Renvoyez sans aucune modification les lignes des entrées ci-dessous, depuis le début des entrées jusqu'à la ligne contenant « y-tick-label: 600 [104, 403, 139, 429] », cette dernière comprise.

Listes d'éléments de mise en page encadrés
______

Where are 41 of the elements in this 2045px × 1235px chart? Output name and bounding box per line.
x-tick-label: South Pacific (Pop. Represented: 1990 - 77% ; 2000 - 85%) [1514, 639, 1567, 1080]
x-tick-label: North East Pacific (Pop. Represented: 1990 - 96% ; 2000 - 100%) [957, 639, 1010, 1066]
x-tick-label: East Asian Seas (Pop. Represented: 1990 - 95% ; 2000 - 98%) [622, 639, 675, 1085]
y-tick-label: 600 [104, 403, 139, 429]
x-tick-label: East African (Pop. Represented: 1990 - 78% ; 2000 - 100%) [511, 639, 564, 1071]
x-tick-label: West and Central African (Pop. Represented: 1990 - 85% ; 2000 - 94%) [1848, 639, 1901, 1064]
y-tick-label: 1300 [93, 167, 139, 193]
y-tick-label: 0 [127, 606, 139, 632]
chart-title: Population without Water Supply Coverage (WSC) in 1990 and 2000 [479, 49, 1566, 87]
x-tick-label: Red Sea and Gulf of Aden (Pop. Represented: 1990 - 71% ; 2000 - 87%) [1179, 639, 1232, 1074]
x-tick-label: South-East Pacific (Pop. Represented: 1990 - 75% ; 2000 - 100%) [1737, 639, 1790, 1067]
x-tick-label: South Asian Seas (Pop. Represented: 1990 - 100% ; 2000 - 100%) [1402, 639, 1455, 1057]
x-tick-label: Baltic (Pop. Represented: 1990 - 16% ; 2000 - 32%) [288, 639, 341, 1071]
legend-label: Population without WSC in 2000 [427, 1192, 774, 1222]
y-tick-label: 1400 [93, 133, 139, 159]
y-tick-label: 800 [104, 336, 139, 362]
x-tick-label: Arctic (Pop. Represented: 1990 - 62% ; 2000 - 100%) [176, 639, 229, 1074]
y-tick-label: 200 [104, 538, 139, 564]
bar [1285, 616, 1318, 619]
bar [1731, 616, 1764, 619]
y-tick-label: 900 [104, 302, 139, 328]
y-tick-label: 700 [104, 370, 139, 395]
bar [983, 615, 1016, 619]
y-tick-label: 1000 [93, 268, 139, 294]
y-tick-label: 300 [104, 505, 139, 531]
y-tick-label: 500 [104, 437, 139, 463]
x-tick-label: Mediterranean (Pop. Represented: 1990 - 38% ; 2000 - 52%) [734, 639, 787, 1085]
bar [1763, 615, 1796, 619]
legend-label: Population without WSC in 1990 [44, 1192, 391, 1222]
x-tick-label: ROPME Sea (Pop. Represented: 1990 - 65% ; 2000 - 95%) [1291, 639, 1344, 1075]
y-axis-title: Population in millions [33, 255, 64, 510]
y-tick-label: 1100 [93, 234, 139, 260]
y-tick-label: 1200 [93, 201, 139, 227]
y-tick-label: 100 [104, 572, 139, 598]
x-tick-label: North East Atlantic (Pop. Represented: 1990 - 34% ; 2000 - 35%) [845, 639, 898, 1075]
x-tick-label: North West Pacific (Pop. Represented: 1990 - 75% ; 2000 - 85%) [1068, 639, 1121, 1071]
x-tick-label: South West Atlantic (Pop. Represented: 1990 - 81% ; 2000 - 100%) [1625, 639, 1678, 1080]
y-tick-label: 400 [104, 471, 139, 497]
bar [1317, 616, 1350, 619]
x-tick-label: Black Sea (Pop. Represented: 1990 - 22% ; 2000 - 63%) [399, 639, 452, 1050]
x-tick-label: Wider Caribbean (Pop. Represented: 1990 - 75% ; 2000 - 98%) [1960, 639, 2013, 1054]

______

# [Solution rédigée]
Where are 41 of the elements in this 2045px × 1235px chart? Output name and bounding box per line.
x-tick-label: South Pacific (Pop. Represented: 1990 - 77% ; 2000 - 85%) [1514, 639, 1567, 1080]
x-tick-label: North East Pacific (Pop. Represented: 1990 - 96% ; 2000 - 100%) [957, 639, 1010, 1066]
x-tick-label: East Asian Seas (Pop. Represented: 1990 - 95% ; 2000 - 98%) [622, 639, 675, 1085]
y-tick-label: 600 [104, 403, 139, 429]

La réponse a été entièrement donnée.